■ Your task ■
Check each line of the listing below for the string "Fidelity", and give only how many lines hold it.

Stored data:
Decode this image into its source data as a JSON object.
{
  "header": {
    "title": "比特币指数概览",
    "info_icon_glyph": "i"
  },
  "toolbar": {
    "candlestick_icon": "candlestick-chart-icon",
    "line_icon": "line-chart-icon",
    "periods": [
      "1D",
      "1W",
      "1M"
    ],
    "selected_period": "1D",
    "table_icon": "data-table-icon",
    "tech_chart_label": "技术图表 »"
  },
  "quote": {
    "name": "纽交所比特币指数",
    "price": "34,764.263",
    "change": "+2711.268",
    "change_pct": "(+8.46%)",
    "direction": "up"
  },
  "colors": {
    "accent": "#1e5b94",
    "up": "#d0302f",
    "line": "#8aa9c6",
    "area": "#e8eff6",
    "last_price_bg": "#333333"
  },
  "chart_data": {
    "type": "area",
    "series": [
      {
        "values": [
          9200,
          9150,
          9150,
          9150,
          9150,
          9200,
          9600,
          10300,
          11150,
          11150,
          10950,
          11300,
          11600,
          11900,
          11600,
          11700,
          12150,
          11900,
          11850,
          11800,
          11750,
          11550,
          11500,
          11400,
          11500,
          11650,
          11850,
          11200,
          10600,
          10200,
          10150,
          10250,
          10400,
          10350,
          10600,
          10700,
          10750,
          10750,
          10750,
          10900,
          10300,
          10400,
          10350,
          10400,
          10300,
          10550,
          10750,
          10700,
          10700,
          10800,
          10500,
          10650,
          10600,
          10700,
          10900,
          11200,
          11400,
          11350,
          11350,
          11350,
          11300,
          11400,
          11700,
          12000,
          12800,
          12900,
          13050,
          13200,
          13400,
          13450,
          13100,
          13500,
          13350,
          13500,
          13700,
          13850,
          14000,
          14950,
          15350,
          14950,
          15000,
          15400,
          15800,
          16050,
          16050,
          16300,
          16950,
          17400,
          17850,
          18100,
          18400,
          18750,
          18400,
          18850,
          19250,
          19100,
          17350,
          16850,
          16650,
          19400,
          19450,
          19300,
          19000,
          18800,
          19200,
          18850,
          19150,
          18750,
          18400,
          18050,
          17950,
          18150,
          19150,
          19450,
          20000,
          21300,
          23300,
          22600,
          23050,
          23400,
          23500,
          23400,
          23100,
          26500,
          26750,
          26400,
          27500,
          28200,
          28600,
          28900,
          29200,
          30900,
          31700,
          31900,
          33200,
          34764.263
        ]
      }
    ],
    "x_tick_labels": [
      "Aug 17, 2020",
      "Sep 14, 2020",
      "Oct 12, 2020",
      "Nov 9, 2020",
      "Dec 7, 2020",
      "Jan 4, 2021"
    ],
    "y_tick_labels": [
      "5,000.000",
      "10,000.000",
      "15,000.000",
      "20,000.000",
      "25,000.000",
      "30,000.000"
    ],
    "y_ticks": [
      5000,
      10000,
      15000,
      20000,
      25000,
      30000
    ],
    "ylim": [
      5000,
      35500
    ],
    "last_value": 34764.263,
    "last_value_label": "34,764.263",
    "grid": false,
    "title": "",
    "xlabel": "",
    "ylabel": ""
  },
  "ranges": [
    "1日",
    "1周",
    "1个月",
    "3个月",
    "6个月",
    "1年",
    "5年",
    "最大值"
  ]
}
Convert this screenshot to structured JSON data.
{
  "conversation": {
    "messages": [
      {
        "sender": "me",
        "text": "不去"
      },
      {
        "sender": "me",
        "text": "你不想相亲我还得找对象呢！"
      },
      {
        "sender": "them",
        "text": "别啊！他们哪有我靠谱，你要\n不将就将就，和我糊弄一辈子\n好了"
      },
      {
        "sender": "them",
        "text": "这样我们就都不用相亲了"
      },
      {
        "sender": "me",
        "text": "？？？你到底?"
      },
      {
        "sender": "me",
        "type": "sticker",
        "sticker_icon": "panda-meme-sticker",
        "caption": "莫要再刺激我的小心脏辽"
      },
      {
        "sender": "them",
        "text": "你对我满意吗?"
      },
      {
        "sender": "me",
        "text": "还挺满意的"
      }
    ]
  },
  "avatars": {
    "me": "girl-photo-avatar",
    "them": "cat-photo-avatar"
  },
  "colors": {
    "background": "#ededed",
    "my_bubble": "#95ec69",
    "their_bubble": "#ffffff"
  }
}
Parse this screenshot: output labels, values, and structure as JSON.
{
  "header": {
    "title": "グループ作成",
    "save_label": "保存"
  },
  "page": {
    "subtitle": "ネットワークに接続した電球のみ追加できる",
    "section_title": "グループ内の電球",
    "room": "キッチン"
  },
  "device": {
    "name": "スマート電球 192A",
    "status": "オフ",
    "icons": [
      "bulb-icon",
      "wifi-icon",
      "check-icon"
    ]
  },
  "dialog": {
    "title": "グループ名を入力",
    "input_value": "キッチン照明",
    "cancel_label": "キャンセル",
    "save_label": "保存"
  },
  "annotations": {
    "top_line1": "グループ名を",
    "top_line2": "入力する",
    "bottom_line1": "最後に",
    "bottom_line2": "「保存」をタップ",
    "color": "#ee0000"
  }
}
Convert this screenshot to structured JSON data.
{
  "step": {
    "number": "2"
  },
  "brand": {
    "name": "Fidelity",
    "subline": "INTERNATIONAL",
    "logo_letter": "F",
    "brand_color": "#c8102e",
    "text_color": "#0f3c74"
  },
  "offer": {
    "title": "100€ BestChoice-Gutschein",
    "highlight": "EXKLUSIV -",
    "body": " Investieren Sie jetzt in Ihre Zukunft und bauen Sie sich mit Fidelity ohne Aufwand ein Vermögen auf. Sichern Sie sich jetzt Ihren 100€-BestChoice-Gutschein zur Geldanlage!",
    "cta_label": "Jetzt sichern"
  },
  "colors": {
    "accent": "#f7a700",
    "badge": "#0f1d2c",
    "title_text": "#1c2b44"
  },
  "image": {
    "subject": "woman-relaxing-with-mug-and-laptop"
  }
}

■ Response to the exercise ■
2